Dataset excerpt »
════
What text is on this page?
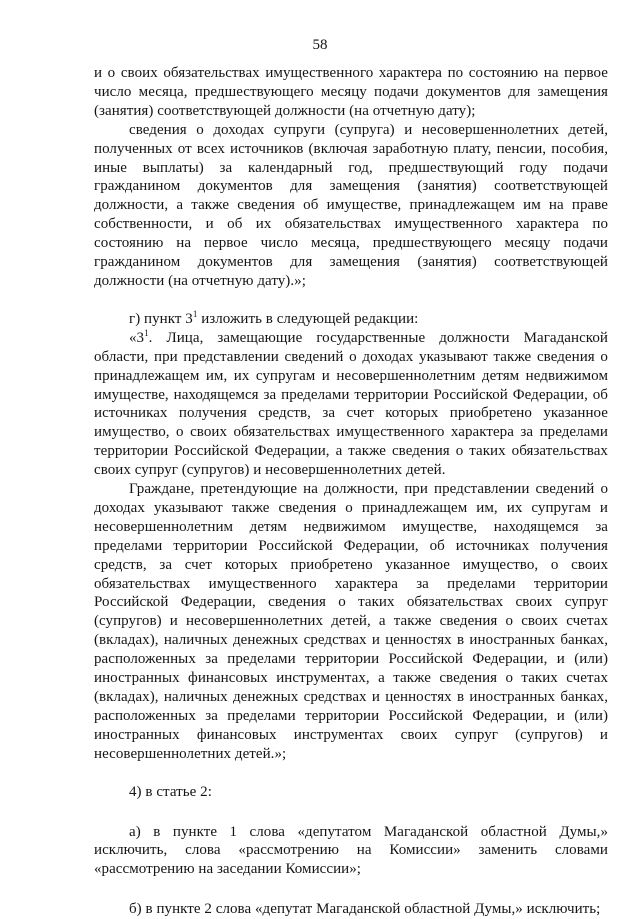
58

и о своих обязательствах имущественного характера по состоянию на первое число месяца, предшествующего месяцу подачи документов для замещения (занятия) соответствующей должности (на отчетную дату);

сведения о доходах супруги (супруга) и несовершеннолетних детей, полученных от всех источников (включая заработную плату, пенсии, пособия, иные выплаты) за календарный год, предшествующий году подачи гражданином документов для замещения (занятия) соответствующей должности, а также сведения об имуществе, принадлежащем им на праве собственности, и об их обязательствах имущественного характера по состоянию на первое число месяца, предшествующего месяцу подачи гражданином документов для замещения (занятия) соответствующей должности (на отчетную дату).»;

г) пункт $3^1$ изложить в следующей редакции:

«$3^1$. Лица, замещающие государственные должности Магаданской области, при представлении сведений о доходах указывают также сведения о принадлежащем им, их супругам и несовершеннолетним детям недвижимом имуществе, находящемся за пределами территории Российской Федерации, об источниках получения средств, за счет которых приобретено указанное имущество, о своих обязательствах имущественного характера за пределами территории Российской Федерации, а также сведения о таких обязательствах своих супруг (супругов) и несовершеннолетних детей.

Граждане, претендующие на должности, при представлении сведений о доходах указывают также сведения о принадлежащем им, их супругам и несовершеннолетним детям недвижимом имуществе, находящемся за пределами территории Российской Федерации, об источниках получения средств, за счет которых приобретено указанное имущество, о своих обязательствах имущественного характера за пределами территории Российской Федерации, сведения о таких обязательствах своих супруг (супругов) и несовершеннолетних детей, а также сведения о своих счетах (вкладах), наличных денежных средствах и ценностях в иностранных банках, расположенных за пределами территории Российской Федерации, и (или) иностранных финансовых инструментах, а также сведения о таких счетах (вкладах), наличных денежных средствах и ценностях в иностранных банках, расположенных за пределами территории Российской Федерации, и (или) иностранных финансовых инструментах своих супруг (супругов) и несовершеннолетних детей.»;

4) в статье 2:

а) в пункте 1 слова «депутатом Магаданской областной Думы,» исключить, слова «рассмотрению на Комиссии» заменить словами «рассмотрению на заседании Комиссии»;

б) в пункте 2 слова «депутат Магаданской областной Думы,» исключить;
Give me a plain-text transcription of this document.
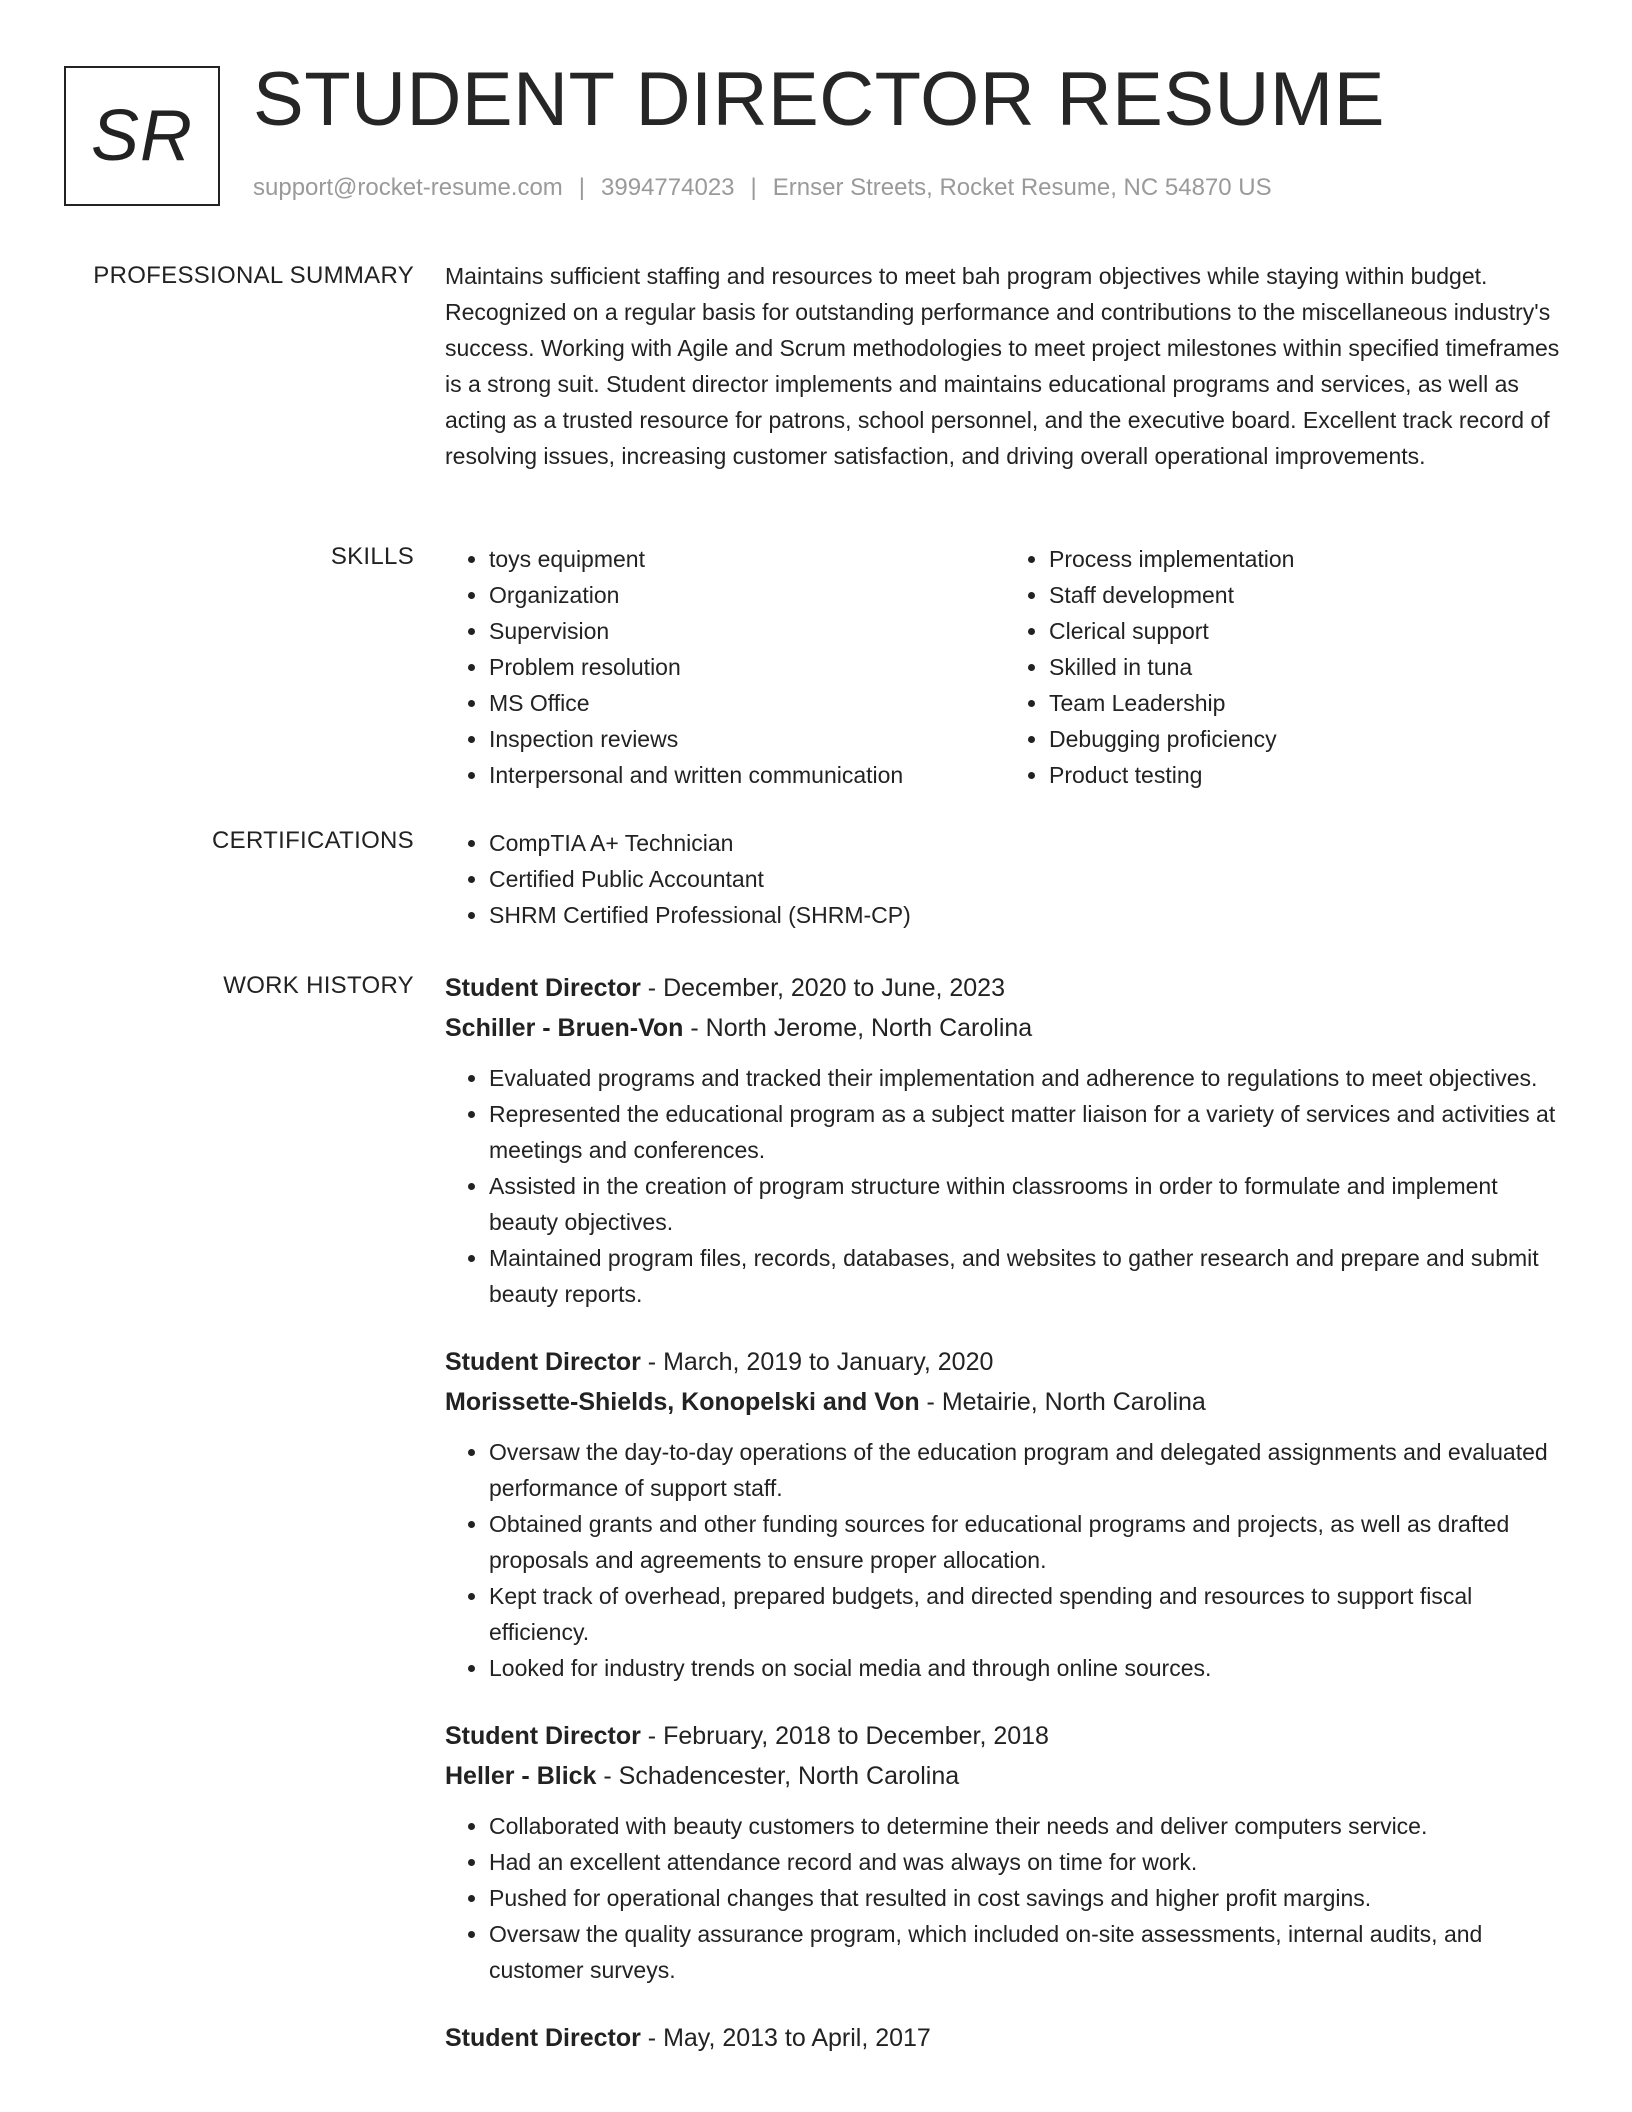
SR STUDENT DIRECTOR RESUME
support@rocket-resume.com | 3994774023 | Ernser Streets, Rocket Resume, NC 54870 US
PROFESSIONAL SUMMARY Maintains sufficient staffing and resources to meet bah program objectives while staying within budget. Recognized on a regular basis for outstanding performance and contributions to the miscellaneous industry's success. Working with Agile and Scrum methodologies to meet project milestones within specified timeframes is a strong suit. Student director implements and maintains educational programs and services, as well as acting as a trusted resource for patrons, school personnel, and the executive board. Excellent track record of resolving issues, increasing customer satisfaction, and driving overall operational improvements.
SKILLS	• toys equipment
• Organization
• Supervision
• Problem resolution
• MS Office
• Inspection reviews
• Interpersonal and written communication
• Process implementation
• Staff development
• Clerical support
• Skilled in tuna
• Team Leadership
• Debugging proficiency
• Product testing
CERTIFICATIONS	• CompTIA A+ Technician
• Certified Public Accountant
• SHRM Certified Professional (SHRM-CP)
WORK HISTORY Student Director - December, 2020 to June, 2023
Schiller - Bruen-Von - North Jerome, North Carolina
• Evaluated programs and tracked their implementation and adherence to regulations to meet objectives.
• Represented the educational program as a subject matter liaison for a variety of services and activities at meetings and conferences.
• Assisted in the creation of program structure within classrooms in order to formulate and implement beauty objectives.
• Maintained program files, records, databases, and websites to gather research and prepare and submit beauty reports.
Student Director - March, 2019 to January, 2020
Morissette-Shields, Konopelski and Von - Metairie, North Carolina
• Oversaw the day-to-day operations of the education program and delegated assignments and evaluated performance of support staff.
• Obtained grants and other funding sources for educational programs and projects, as well as drafted proposals and agreements to ensure proper allocation.
• Kept track of overhead, prepared budgets, and directed spending and resources to support fiscal efficiency.
• Looked for industry trends on social media and through online sources.
Student Director - February, 2018 to December, 2018
Heller - Blick - Schadencester, North Carolina
• Collaborated with beauty customers to determine their needs and deliver computers service.
• Had an excellent attendance record and was always on time for work.
• Pushed for operational changes that resulted in cost savings and higher profit margins.
• Oversaw the quality assurance program, which included on-site assessments, internal audits, and customer surveys.
Student Director - May, 2013 to April, 2017
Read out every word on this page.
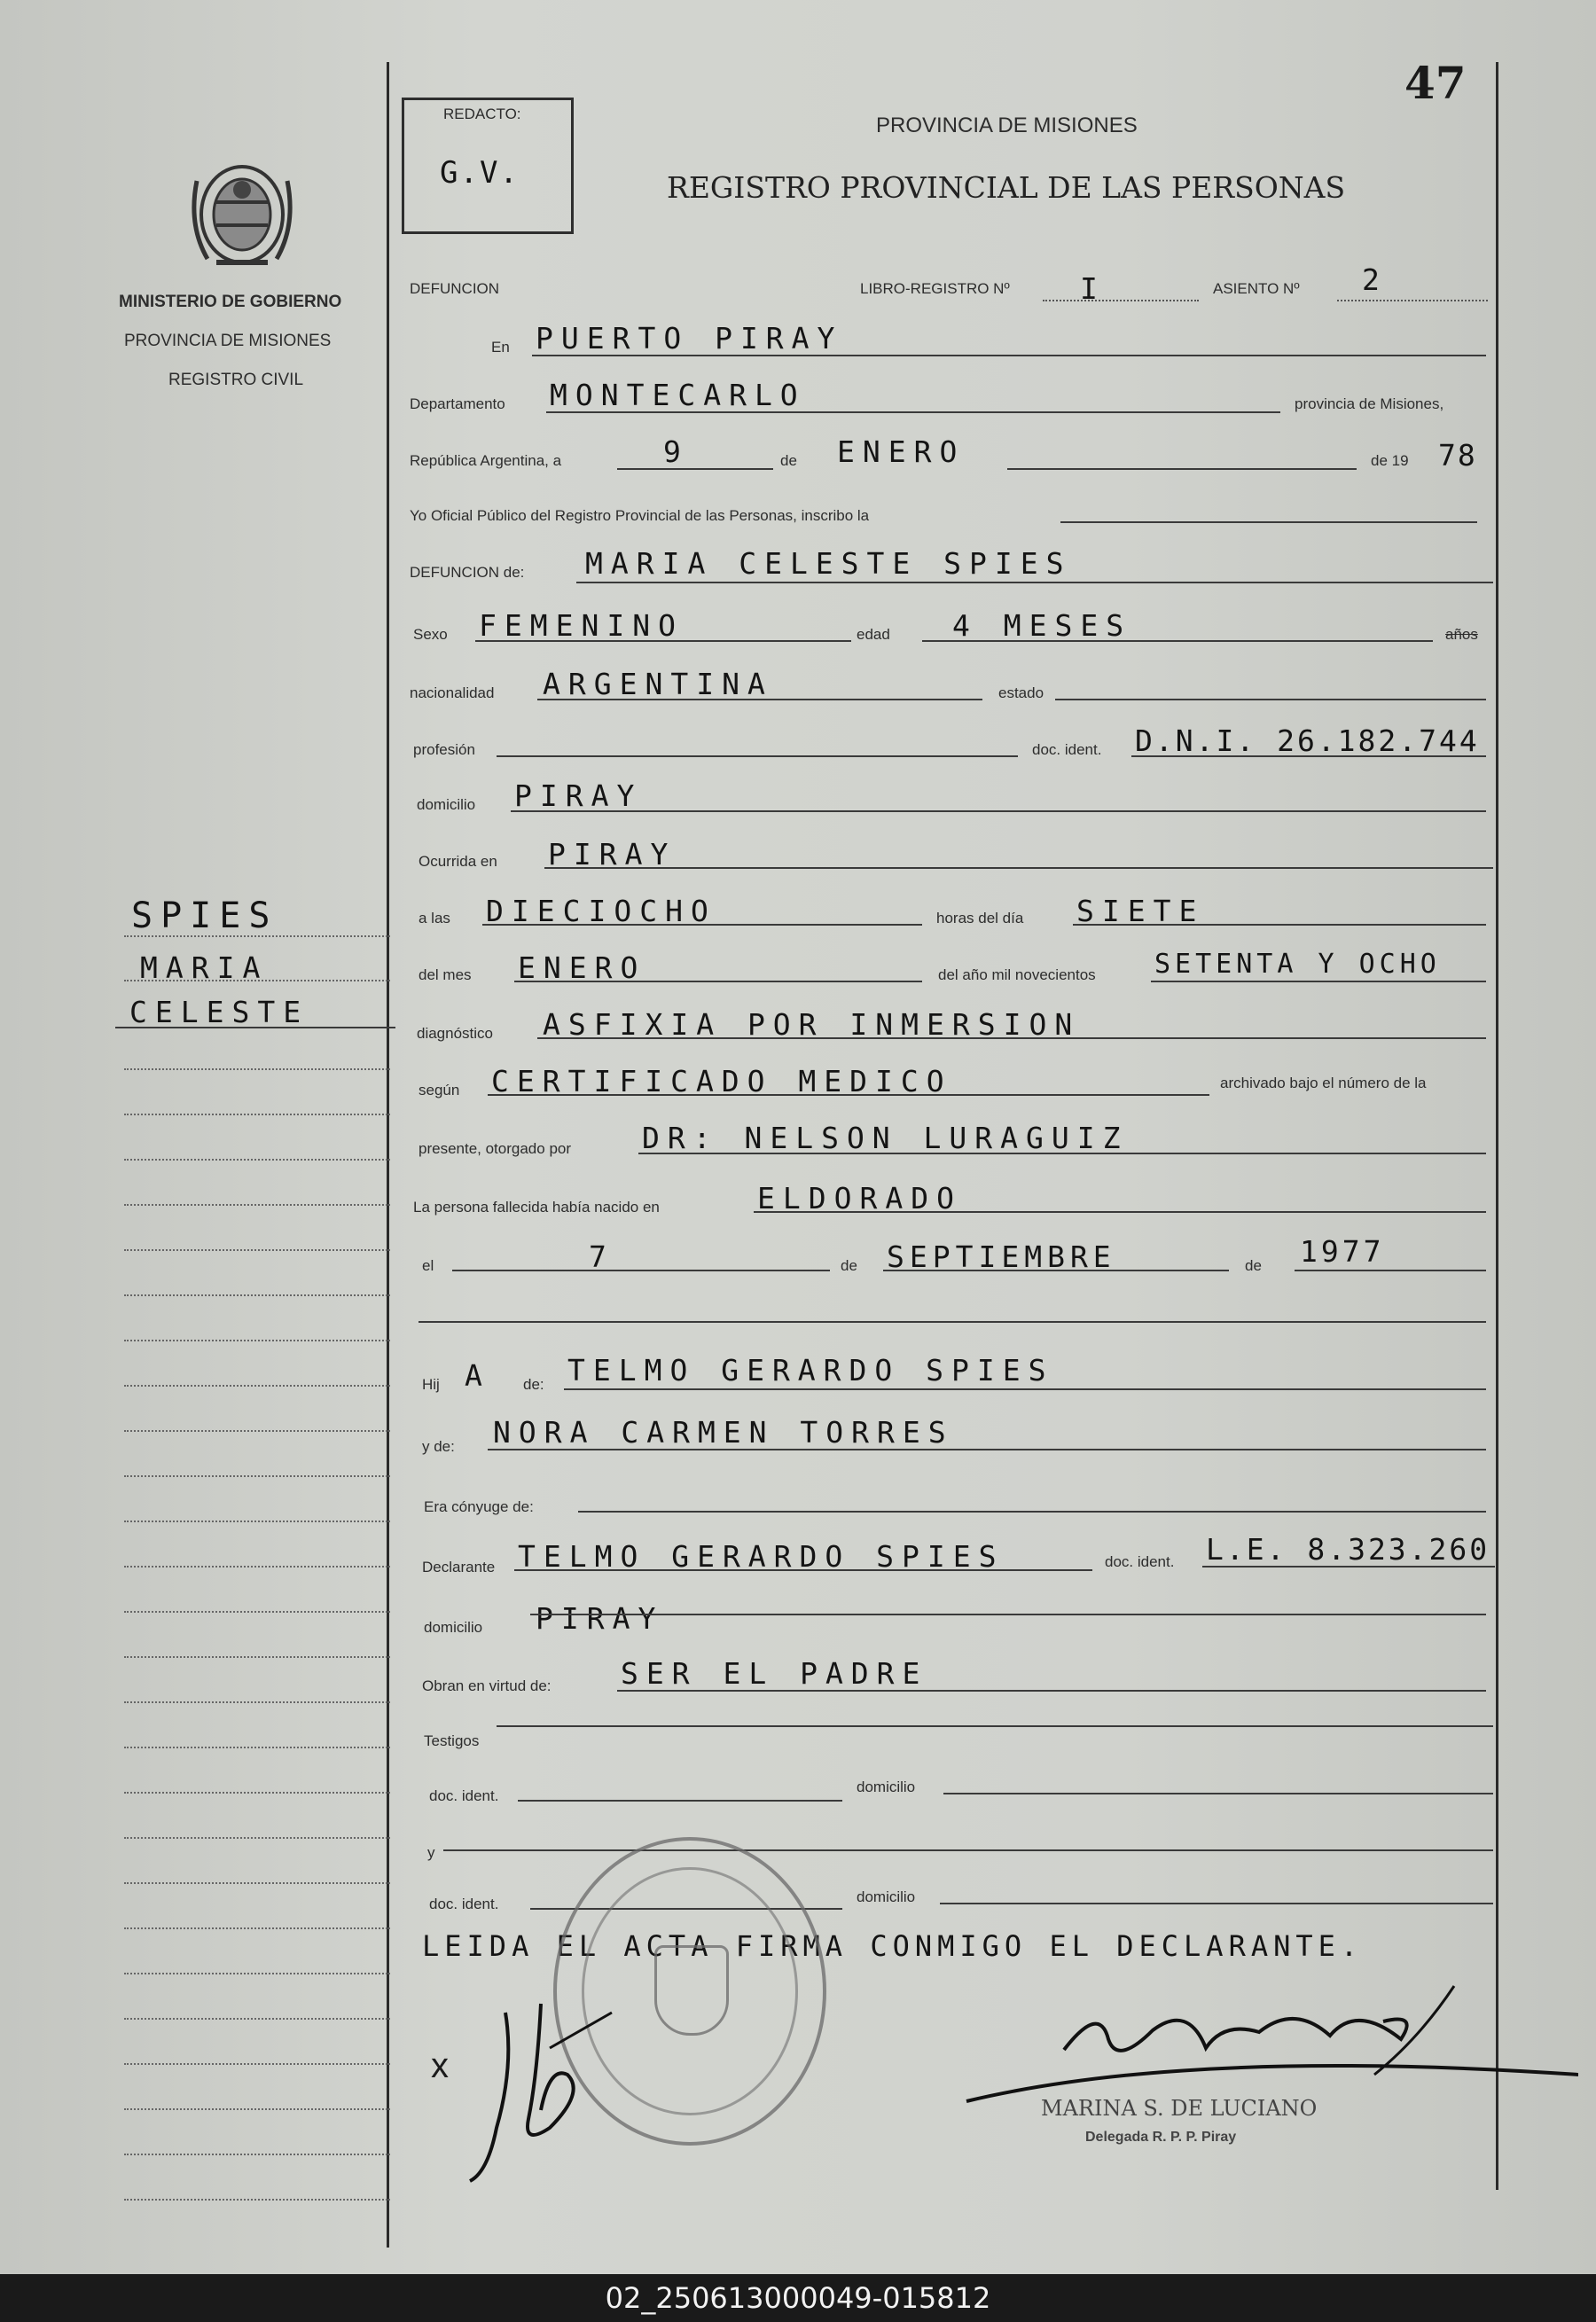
47
MINISTERIO DE GOBIERNO
PROVINCIA DE MISIONES
REGISTRO CIVIL
SPIES
MARIA
CELESTE
REDACTO:
G.V.
PROVINCIA DE MISIONES
REGISTRO PROVINCIAL DE LAS PERSONAS
DEFUNCION	LIBRO-REGISTRO Nº I	ASIENTO Nº 2
En PUERTO PIRAY
Departamento MONTECARLO	provincia de Misiones,
República Argentina, a	9	de ENERO	de 19 78
Yo Oficial Público del Registro Provincial de las Personas, inscribo la
DEFUNCION de: MARIA CELESTE SPIES
Sexo FEMENINO	edad 4 MESES	años
nacionalidad ARGENTINA	estado
profesión	doc. ident. D.N.I. 26.182.744
domicilio PIRAY
Ocurrida en PIRAY
a las DIECIOCHO	horas del día SIETE
del mes ENERO	del año mil novecientos SETENTA Y OCHO
diagnóstico ASFIXIA POR INMERSION
según CERTIFICADO MEDICO	archivado bajo el número de la
presente, otorgado por DR: NELSON LURAGUIZ
La persona fallecida había nacido en	ELDORADO
el	7	de SEPTIEMBRE	de 1977
Hij A de: TELMO GERARDO SPIES
y de: NORA CARMEN TORRES
Era cónyuge de:
Declarante TELMO GERARDO SPIES	doc. ident. L.E. 8.323.260
domicilio PIRAY
Obran en virtud de: SER EL PADRE
Testigos
doc. ident.
domicilio
y
doc. ident.	domicilio
LEIDA EL ACTA FIRMA CONMIGO EL DECLARANTE.
x
MARINA S. DE LUCIANO
Delegada R. P. P. Piray
02_250613000049-015812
════
TASK DETAILS »
Tell how many lines in the material above include the word "DEFUNCION", giving the number only.

EXERCISE OUTPUT »
2